*WRITTEN PROBLEM*: Write out the entries verbatim and leave the images out of the copy.

*Chart and figure data*:
++++++++

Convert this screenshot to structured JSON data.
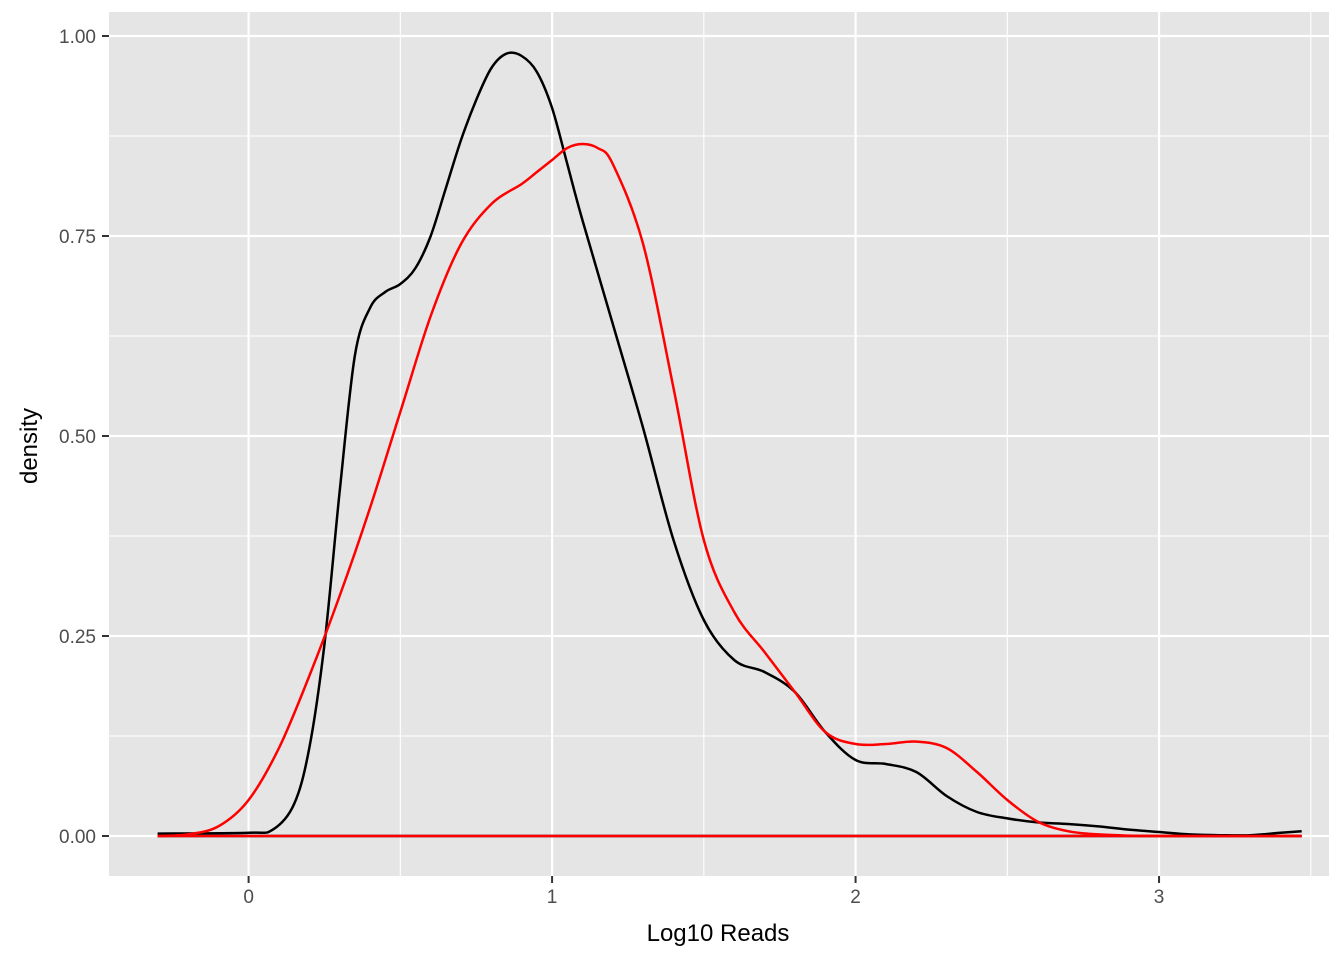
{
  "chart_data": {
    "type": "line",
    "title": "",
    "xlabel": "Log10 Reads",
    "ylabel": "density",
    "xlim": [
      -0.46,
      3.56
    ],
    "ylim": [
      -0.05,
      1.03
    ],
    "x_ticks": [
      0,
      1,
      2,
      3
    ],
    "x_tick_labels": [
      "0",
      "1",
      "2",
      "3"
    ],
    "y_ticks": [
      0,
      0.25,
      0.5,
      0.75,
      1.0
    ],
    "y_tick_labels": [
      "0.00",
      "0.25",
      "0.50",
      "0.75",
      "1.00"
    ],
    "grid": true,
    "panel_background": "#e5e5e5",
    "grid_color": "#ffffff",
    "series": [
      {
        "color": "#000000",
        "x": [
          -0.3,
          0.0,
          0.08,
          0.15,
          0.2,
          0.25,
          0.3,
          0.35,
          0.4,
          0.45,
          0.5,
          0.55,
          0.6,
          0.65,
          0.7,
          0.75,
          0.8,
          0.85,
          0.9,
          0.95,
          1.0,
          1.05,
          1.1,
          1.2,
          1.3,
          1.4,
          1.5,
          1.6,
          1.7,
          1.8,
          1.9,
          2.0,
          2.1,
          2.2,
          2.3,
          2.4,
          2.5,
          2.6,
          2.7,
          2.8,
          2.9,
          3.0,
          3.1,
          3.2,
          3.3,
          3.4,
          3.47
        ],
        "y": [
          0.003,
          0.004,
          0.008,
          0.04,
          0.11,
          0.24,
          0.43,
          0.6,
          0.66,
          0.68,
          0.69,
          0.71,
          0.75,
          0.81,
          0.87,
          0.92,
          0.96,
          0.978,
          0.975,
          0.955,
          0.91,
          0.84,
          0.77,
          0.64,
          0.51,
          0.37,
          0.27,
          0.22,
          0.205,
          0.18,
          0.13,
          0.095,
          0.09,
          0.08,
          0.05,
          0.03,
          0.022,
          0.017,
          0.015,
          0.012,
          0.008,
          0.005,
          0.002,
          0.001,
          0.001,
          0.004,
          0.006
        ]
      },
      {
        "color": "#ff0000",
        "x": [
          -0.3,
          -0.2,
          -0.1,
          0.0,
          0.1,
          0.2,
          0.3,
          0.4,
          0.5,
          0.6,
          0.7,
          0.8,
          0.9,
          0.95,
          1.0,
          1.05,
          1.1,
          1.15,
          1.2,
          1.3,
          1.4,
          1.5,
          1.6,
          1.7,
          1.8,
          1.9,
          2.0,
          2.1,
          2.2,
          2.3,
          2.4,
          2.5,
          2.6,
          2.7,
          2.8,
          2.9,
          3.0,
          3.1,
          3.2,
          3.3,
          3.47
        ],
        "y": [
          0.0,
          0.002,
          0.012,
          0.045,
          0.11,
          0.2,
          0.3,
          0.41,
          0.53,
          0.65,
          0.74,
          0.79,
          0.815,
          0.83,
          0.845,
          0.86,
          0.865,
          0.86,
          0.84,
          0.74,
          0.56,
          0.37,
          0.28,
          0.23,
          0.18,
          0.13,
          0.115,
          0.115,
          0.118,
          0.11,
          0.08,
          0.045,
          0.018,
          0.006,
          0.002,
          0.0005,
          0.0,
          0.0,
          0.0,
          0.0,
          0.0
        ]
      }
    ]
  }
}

++++++++

*EXERCISE OUTPUT*:
Convert this screenshot to structured JSON data.
{
  "chart_data": {
    "type": "line",
    "title": "",
    "xlabel": "Log10 Reads",
    "ylabel": "density",
    "xlim": [
      -0.46,
      3.56
    ],
    "ylim": [
      -0.05,
      1.03
    ],
    "x_ticks": [
      0,
      1,
      2,
      3
    ],
    "x_tick_labels": [
      "0",
      "1",
      "2",
      "3"
    ],
    "y_ticks": [
      0,
      0.25,
      0.5,
      0.75,
      1.0
    ],
    "y_tick_labels": [
      "0.00",
      "0.25",
      "0.50",
      "0.75",
      "1.00"
    ],
    "grid": true,
    "panel_background": "#e5e5e5",
    "grid_color": "#ffffff",
    "series": [
      {
        "color": "#000000",
        "x": [
          -0.3,
          0.0,
          0.08,
          0.15,
          0.2,
          0.25,
          0.3,
          0.35,
          0.4,
          0.45,
          0.5,
          0.55,
          0.6,
          0.65,
          0.7,
          0.75,
          0.8,
          0.85,
          0.9,
          0.95,
          1.0,
          1.05,
          1.1,
          1.2,
          1.3,
          1.4,
          1.5,
          1.6,
          1.7,
          1.8,
          1.9,
          2.0,
          2.1,
          2.2,
          2.3,
          2.4,
          2.5,
          2.6,
          2.7,
          2.8,
          2.9,
          3.0,
          3.1,
          3.2,
          3.3,
          3.4,
          3.47
        ],
        "y": [
          0.003,
          0.004,
          0.008,
          0.04,
          0.11,
          0.24,
          0.43,
          0.6,
          0.66,
          0.68,
          0.69,
          0.71,
          0.75,
          0.81,
          0.87,
          0.92,
          0.96,
          0.978,
          0.975,
          0.955,
          0.91,
          0.84,
          0.77,
          0.64,
          0.51,
          0.37,
          0.27,
          0.22,
          0.205,
          0.18,
          0.13,
          0.095,
          0.09,
          0.08,
          0.05,
          0.03,
          0.022,
          0.017,
          0.015,
          0.012,
          0.008,
          0.005,
          0.002,
          0.001,
          0.001,
          0.004,
          0.006
        ]
      },
      {
        "color": "#ff0000",
        "x": [
          -0.3,
          -0.2,
          -0.1,
          0.0,
          0.1,
          0.2,
          0.3,
          0.4,
          0.5,
          0.6,
          0.7,
          0.8,
          0.9,
          0.95,
          1.0,
          1.05,
          1.1,
          1.15,
          1.2,
          1.3,
          1.4,
          1.5,
          1.6,
          1.7,
          1.8,
          1.9,
          2.0,
          2.1,
          2.2,
          2.3,
          2.4,
          2.5,
          2.6,
          2.7,
          2.8,
          2.9,
          3.0,
          3.1,
          3.2,
          3.3,
          3.47
        ],
        "y": [
          0.0,
          0.002,
          0.012,
          0.045,
          0.11,
          0.2,
          0.3,
          0.41,
          0.53,
          0.65,
          0.74,
          0.79,
          0.815,
          0.83,
          0.845,
          0.86,
          0.865,
          0.86,
          0.84,
          0.74,
          0.56,
          0.37,
          0.28,
          0.23,
          0.18,
          0.13,
          0.115,
          0.115,
          0.118,
          0.11,
          0.08,
          0.045,
          0.018,
          0.006,
          0.002,
          0.0005,
          0.0,
          0.0,
          0.0,
          0.0,
          0.0
        ]
      }
    ]
  }
}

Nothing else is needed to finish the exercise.